Find all lines in the records that include the word "into", and copy them out.

(begin)

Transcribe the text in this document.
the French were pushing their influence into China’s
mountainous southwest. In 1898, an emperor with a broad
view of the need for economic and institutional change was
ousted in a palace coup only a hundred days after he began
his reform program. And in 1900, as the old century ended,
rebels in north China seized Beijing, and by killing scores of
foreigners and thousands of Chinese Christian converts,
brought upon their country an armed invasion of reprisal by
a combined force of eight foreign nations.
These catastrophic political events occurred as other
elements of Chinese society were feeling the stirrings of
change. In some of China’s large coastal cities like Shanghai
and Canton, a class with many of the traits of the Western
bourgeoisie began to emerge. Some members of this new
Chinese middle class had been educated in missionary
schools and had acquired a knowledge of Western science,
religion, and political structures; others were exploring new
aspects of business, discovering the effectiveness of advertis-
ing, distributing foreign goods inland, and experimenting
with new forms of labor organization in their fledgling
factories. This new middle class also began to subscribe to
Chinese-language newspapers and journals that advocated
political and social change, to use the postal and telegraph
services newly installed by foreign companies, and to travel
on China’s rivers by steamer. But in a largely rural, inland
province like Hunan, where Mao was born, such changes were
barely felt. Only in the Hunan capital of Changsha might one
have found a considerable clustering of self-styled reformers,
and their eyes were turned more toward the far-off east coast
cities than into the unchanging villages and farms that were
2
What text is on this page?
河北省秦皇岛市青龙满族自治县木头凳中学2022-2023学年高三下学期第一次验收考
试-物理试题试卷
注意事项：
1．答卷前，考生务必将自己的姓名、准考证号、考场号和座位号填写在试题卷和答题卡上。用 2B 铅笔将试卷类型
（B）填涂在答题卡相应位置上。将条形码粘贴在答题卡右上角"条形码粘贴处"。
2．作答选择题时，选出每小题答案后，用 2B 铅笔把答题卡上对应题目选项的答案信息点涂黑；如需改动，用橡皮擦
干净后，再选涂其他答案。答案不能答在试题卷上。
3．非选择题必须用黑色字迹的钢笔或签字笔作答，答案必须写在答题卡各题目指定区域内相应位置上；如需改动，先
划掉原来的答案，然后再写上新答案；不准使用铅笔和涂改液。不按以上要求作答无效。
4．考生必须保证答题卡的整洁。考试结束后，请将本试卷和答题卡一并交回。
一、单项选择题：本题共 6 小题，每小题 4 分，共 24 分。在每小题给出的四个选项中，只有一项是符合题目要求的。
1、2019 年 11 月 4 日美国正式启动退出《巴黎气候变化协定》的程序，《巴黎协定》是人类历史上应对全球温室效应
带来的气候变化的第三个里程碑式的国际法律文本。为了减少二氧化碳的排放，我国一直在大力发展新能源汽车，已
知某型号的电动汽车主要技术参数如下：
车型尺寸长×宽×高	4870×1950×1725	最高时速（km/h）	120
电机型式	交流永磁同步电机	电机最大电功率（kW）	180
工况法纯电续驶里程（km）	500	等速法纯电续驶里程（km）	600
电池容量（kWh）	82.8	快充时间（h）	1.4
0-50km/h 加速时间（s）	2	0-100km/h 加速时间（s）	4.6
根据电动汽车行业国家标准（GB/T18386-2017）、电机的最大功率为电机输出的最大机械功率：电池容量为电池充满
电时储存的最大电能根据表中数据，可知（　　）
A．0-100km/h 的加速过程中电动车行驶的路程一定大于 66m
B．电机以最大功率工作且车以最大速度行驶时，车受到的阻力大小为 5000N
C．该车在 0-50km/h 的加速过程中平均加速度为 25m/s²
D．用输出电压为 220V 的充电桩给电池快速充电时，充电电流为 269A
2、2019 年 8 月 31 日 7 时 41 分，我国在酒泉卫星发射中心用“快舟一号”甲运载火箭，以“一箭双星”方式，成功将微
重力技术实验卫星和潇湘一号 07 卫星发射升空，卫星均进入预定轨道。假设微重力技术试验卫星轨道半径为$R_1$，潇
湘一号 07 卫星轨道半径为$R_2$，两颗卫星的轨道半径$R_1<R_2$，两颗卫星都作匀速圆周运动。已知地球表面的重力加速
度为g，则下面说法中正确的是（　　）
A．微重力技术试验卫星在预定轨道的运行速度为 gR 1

(end)

### Final result
the French were pushing their influence into China’s
cities than into the unchanging villages and farms that were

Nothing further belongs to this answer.